REQUIREMENT:
Pictures stay out, but every line of the data is copied exactly.

....................

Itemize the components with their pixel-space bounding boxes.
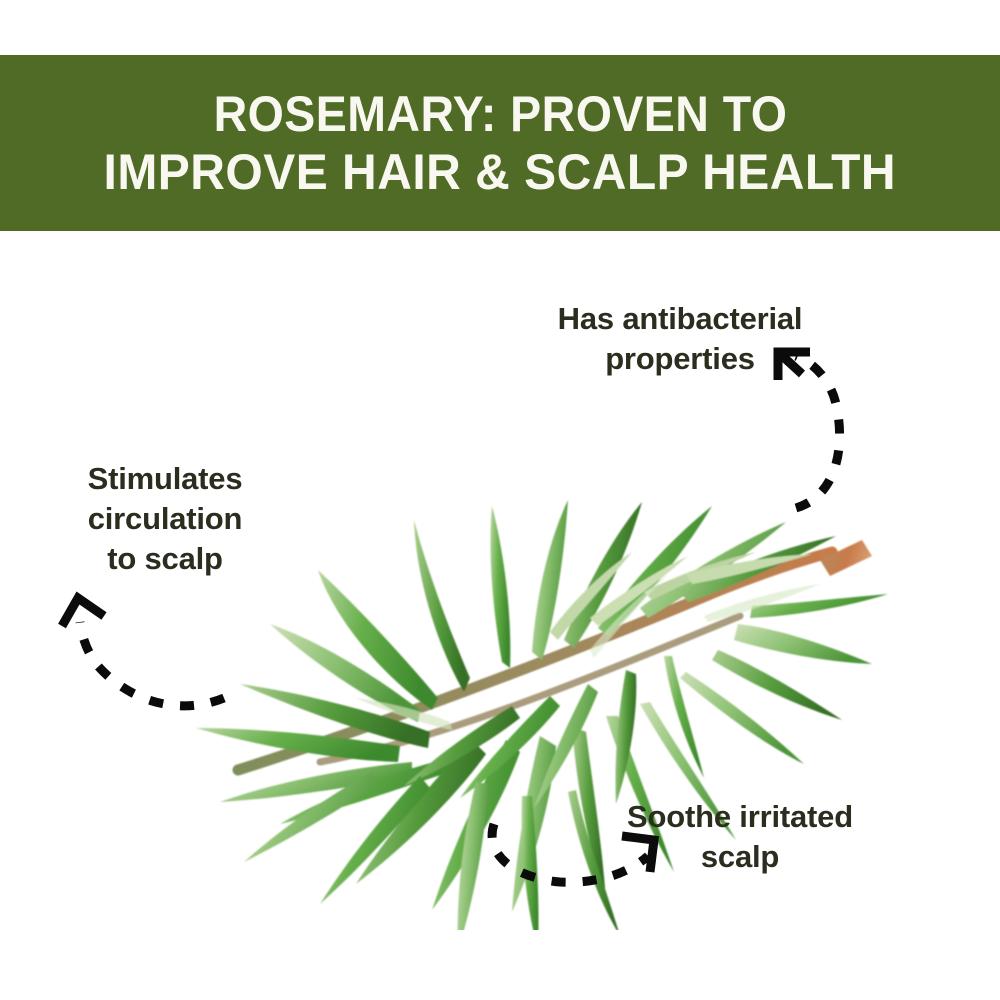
callout-soothe: Soothe irritated scalp [585, 797, 895, 877]
banner-title-line-2: IMPROVE HAIR & SCALP HEALTH [104, 143, 897, 201]
banner-title-line-1: ROSEMARY: PROVEN TO [213, 85, 787, 143]
callout-circulation: Stimulates circulation to scalp [40, 459, 290, 579]
callout-circulation-line-3: to scalp [40, 539, 290, 579]
callout-circulation-line-1: Stimulates [40, 459, 290, 499]
callout-antibacterial: Has antibacterial properties [500, 299, 860, 379]
callout-antibacterial-line-2: properties [500, 339, 860, 379]
callout-soothe-line-2: scalp [585, 837, 895, 877]
stem-cut-tip [820, 540, 872, 576]
callout-soothe-line-1: Soothe irritated [585, 797, 895, 837]
callout-circulation-line-2: circulation [40, 499, 290, 539]
callout-antibacterial-line-1: Has antibacterial [500, 299, 860, 339]
infographic-canvas: ROSEMARY: PROVEN TO IMPROVE HAIR & SCALP… [0, 0, 1000, 1000]
title-banner: ROSEMARY: PROVEN TO IMPROVE HAIR & SCALP… [0, 55, 1000, 231]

....................

SOLUTION TO THIS TASK:
Itemize the components with their pixel-space bounding boxes.
callout-soothe: Soothe irritated scalp [585, 797, 895, 877]
banner-title-line-2: IMPROVE HAIR & SCALP HEALTH [104, 143, 897, 201]
banner-title-line-1: ROSEMARY: PROVEN TO [213, 85, 787, 143]
callout-circulation: Stimulates circulation to scalp [40, 459, 290, 579]
callout-circulation-line-3: to scalp [40, 539, 290, 579]
callout-circulation-line-1: Stimulates [40, 459, 290, 499]
callout-antibacterial: Has antibacterial properties [500, 299, 860, 379]
callout-antibacterial-line-2: properties [500, 339, 860, 379]
callout-soothe-line-2: scalp [585, 837, 895, 877]
stem-cut-tip [820, 540, 872, 576]
callout-soothe-line-1: Soothe irritated [585, 797, 895, 837]
callout-circulation-line-2: circulation [40, 499, 290, 539]
callout-antibacterial-line-1: Has antibacterial [500, 299, 860, 339]
infographic-canvas: ROSEMARY: PROVEN TO IMPROVE HAIR & SCALP… [0, 0, 1000, 1000]
title-banner: ROSEMARY: PROVEN TO IMPROVE HAIR & SCALP… [0, 55, 1000, 231]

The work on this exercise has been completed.